---- Material for the task

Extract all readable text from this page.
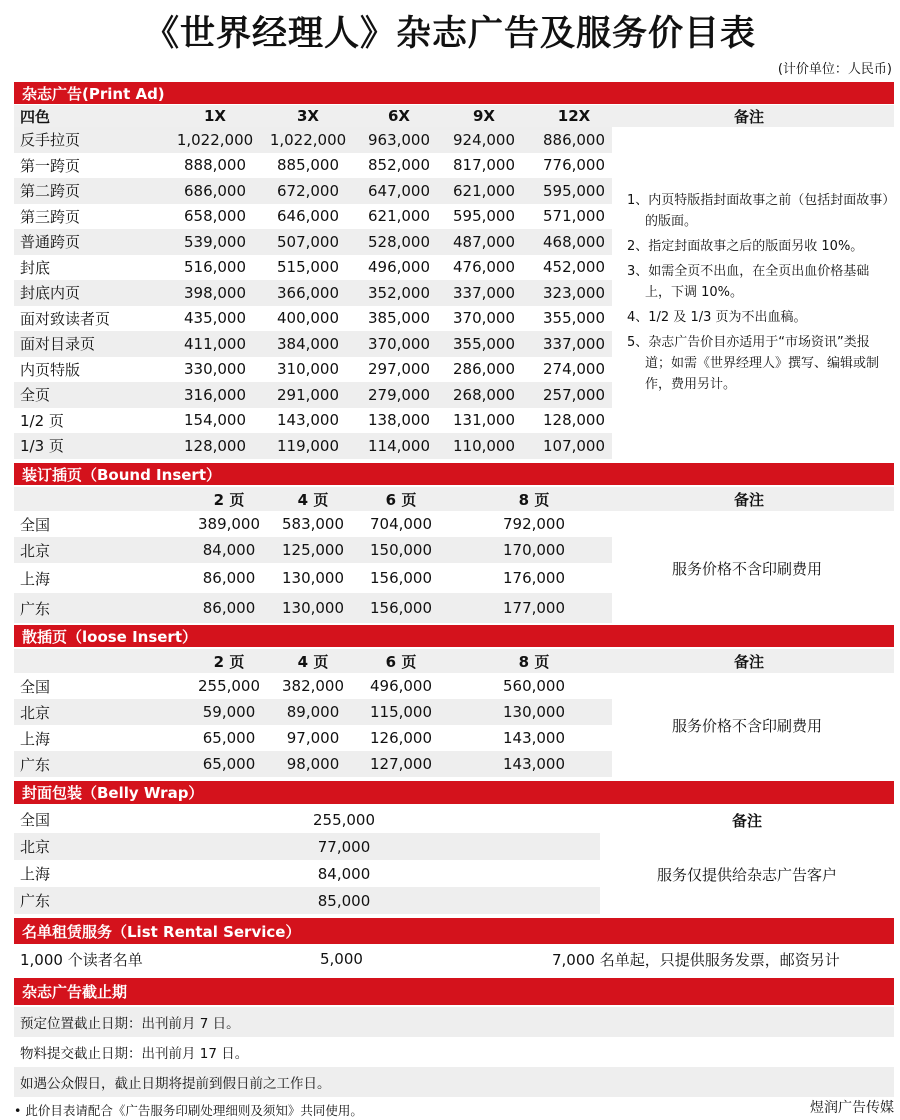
《世界经理人》杂志广告及服务价目表
(计价单位：人民币)
杂志广告(Print Ad)
四色	1X	3X	6X	9X	12X	备注
反手拉页	1,022,000	1,022,000	963,000	924,000	886,000
第一跨页	888,000	885,000	852,000	817,000	776,000
第二跨页	686,000	672,000	647,000	621,000	595,000
第三跨页	658,000	646,000	621,000	595,000	571,000
普通跨页	539,000	507,000	528,000	487,000	468,000
封底	516,000	515,000	496,000	476,000	452,000
封底内页	398,000	366,000	352,000	337,000	323,000
面对致读者页	435,000	400,000	385,000	370,000	355,000
面对目录页	411,000	384,000	370,000	355,000	337,000
内页特版	330,000	310,000	297,000	286,000	274,000
全页	316,000	291,000	279,000	268,000	257,000
1/2 页	154,000	143,000	138,000	131,000	128,000
1/3 页	128,000	119,000	114,000	110,000	107,000
1、内页特版指封面故事之前（包括封面故事）的版面。
2、指定封面故事之后的版面另收 10%。
3、如需全页不出血，在全页出血价格基础上，下调 10%。
4、1/2 及 1/3 页为不出血稿。
5、杂志广告价目亦适用于“市场资讯”类报道；如需《世界经理人》撰写、编辑或制作，费用另计。
装订插页（Bound Insert）
2 页	4 页	6 页	8 页	备注
全国	389,000	583,000	704,000	792,000
北京	84,000	125,000	150,000	170,000
上海	86,000	130,000	156,000	176,000
广东	86,000	130,000	156,000	177,000
服务价格不含印刷费用
散插页（loose Insert）
2 页	4 页	6 页	8 页	备注
全国	255,000	382,000	496,000	560,000
北京	59,000	89,000	115,000	130,000
上海	65,000	97,000	126,000	143,000
广东	65,000	98,000	127,000	143,000
服务价格不含印刷费用
封面包装（Belly Wrap）
全国	255,000
北京	77,000
上海	84,000
广东	85,000
备注
服务仅提供给杂志广告客户
名单租赁服务（List Rental Service）
1,000 个读者名单	5,000	7,000 名单起，只提供服务发票，邮资另计
杂志广告截止期
预定位置截止日期：出刊前月 7 日。
物料提交截止日期：出刊前月 17 日。
如遇公众假日，截止日期将提前到假日前之工作日。
• 此价目表请配合《广告服务印刷处理细则及须知》共同使用。	煜润广告传媒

--------

Transcribe the whole listing, character for character, but not its images.

Extract all readable text from this page.
《世界经理人》杂志广告及服务价目表
(计价单位：人民币)
杂志广告(Print Ad)
四色	1X	3X	6X	9X	12X	备注
反手拉页	1,022,000	1,022,000	963,000	924,000	886,000
第一跨页	888,000	885,000	852,000	817,000	776,000
第二跨页	686,000	672,000	647,000	621,000	595,000
第三跨页	658,000	646,000	621,000	595,000	571,000
普通跨页	539,000	507,000	528,000	487,000	468,000
封底	516,000	515,000	496,000	476,000	452,000
封底内页	398,000	366,000	352,000	337,000	323,000
面对致读者页	435,000	400,000	385,000	370,000	355,000
面对目录页	411,000	384,000	370,000	355,000	337,000
内页特版	330,000	310,000	297,000	286,000	274,000
全页	316,000	291,000	279,000	268,000	257,000
1/2 页	154,000	143,000	138,000	131,000	128,000
1/3 页	128,000	119,000	114,000	110,000	107,000
1、内页特版指封面故事之前（包括封面故事）的版面。
2、指定封面故事之后的版面另收 10%。
3、如需全页不出血，在全页出血价格基础上，下调 10%。
4、1/2 及 1/3 页为不出血稿。
5、杂志广告价目亦适用于“市场资讯”类报道；如需《世界经理人》撰写、编辑或制作，费用另计。
装订插页（Bound Insert）
2 页	4 页	6 页	8 页	备注
全国	389,000	583,000	704,000	792,000
北京	84,000	125,000	150,000	170,000
上海	86,000	130,000	156,000	176,000
广东	86,000	130,000	156,000	177,000
服务价格不含印刷费用
散插页（loose Insert）
2 页	4 页	6 页	8 页	备注
全国	255,000	382,000	496,000	560,000
北京	59,000	89,000	115,000	130,000
上海	65,000	97,000	126,000	143,000
广东	65,000	98,000	127,000	143,000
服务价格不含印刷费用
封面包装（Belly Wrap）
全国	255,000
北京	77,000
上海	84,000
广东	85,000
备注
服务仅提供给杂志广告客户
名单租赁服务（List Rental Service）
1,000 个读者名单	5,000	7,000 名单起，只提供服务发票，邮资另计
杂志广告截止期
预定位置截止日期：出刊前月 7 日。
物料提交截止日期：出刊前月 17 日。
如遇公众假日，截止日期将提前到假日前之工作日。
• 此价目表请配合《广告服务印刷处理细则及须知》共同使用。	煜润广告传媒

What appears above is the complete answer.